[Stored dataset items]
* * * * *

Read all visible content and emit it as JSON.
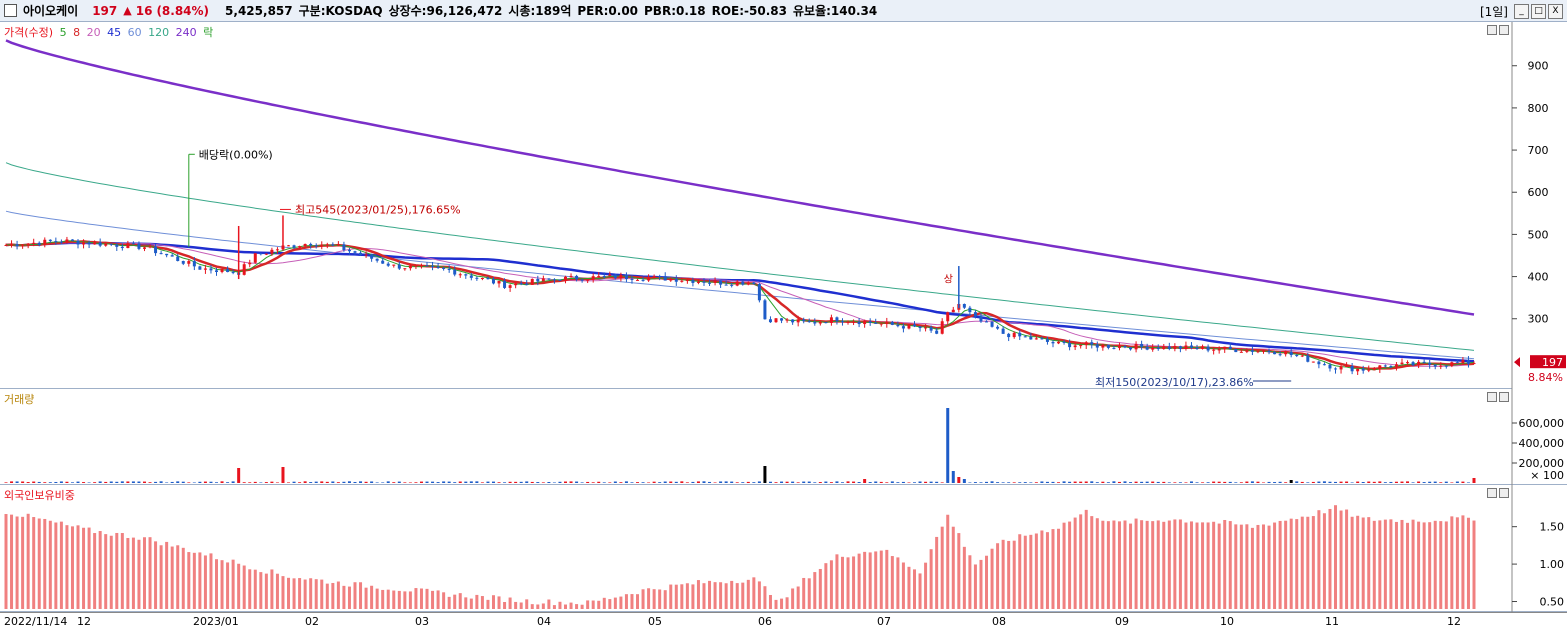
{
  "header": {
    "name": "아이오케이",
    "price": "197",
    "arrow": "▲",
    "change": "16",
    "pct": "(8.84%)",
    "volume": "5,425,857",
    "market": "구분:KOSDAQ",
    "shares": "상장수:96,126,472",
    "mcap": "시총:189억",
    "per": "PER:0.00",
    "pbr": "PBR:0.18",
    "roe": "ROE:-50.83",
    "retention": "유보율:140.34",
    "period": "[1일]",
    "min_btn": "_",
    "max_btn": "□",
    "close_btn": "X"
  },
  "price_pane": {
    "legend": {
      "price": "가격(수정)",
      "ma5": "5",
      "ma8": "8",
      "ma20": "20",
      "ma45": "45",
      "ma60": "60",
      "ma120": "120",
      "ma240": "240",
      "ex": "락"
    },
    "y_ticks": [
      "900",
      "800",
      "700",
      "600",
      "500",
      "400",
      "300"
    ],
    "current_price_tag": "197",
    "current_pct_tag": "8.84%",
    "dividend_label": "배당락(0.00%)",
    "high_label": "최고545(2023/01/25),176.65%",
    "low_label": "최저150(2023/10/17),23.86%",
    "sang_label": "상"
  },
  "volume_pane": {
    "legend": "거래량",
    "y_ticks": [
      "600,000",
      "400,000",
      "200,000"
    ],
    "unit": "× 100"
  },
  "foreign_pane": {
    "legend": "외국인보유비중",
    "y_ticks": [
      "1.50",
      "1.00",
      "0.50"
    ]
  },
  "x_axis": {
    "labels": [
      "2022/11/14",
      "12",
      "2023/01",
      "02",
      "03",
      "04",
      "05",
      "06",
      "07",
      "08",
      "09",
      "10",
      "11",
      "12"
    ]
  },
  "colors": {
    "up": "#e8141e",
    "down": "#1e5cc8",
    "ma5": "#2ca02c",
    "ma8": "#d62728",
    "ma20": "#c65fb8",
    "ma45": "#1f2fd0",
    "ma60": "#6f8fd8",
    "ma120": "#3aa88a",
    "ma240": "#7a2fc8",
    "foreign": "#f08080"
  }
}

* * * * *

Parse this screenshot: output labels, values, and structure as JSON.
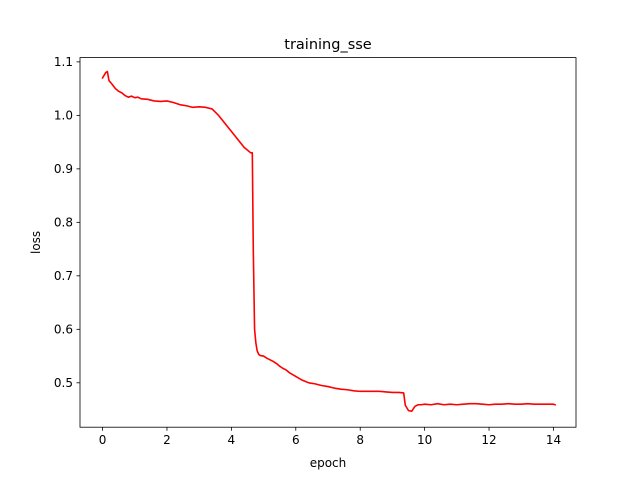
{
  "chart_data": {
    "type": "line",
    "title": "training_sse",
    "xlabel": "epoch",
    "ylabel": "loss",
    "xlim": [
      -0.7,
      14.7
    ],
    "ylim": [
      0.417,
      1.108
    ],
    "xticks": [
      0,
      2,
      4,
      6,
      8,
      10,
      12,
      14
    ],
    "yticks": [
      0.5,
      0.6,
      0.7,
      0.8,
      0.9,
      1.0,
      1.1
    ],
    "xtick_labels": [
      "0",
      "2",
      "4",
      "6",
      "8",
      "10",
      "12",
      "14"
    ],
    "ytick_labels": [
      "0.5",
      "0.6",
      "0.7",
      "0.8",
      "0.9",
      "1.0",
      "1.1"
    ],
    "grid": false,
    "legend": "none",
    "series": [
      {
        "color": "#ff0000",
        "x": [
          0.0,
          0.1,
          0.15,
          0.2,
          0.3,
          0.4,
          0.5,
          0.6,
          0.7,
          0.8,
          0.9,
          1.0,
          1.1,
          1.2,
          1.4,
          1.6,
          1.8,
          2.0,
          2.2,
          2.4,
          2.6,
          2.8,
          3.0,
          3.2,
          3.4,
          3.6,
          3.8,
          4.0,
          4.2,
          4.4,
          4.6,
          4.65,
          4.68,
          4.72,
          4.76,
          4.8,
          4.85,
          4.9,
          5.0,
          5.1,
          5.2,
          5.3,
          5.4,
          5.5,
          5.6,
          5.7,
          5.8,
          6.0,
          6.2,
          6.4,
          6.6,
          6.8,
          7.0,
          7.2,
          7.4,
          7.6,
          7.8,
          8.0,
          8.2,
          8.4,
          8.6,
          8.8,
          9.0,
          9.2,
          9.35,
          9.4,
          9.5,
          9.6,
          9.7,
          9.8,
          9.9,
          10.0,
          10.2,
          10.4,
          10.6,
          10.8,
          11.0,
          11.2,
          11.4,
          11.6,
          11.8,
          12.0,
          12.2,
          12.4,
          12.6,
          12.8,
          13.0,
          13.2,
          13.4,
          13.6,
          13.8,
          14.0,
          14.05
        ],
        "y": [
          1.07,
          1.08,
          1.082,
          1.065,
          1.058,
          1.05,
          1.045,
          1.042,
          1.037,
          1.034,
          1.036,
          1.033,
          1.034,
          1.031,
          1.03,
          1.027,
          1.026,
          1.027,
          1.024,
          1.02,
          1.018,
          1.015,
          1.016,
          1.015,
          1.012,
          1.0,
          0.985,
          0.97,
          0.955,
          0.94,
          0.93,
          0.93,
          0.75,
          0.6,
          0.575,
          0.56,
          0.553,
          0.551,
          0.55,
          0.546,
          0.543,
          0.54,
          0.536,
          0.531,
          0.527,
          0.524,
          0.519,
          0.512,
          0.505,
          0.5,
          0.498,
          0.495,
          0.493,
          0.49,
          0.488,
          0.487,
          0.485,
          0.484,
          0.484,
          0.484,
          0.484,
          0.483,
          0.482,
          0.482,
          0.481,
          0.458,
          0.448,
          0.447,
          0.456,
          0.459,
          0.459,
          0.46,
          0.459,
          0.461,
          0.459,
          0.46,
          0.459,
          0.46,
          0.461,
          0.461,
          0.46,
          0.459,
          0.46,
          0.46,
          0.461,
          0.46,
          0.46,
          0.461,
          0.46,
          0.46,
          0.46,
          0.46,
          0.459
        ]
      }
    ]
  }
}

* * * * *

- [REQUIREMENT] Say how many lines have the string "legend" in them, offering no words beyond the number.

- [ANSWER TO THE EXERCISE] 4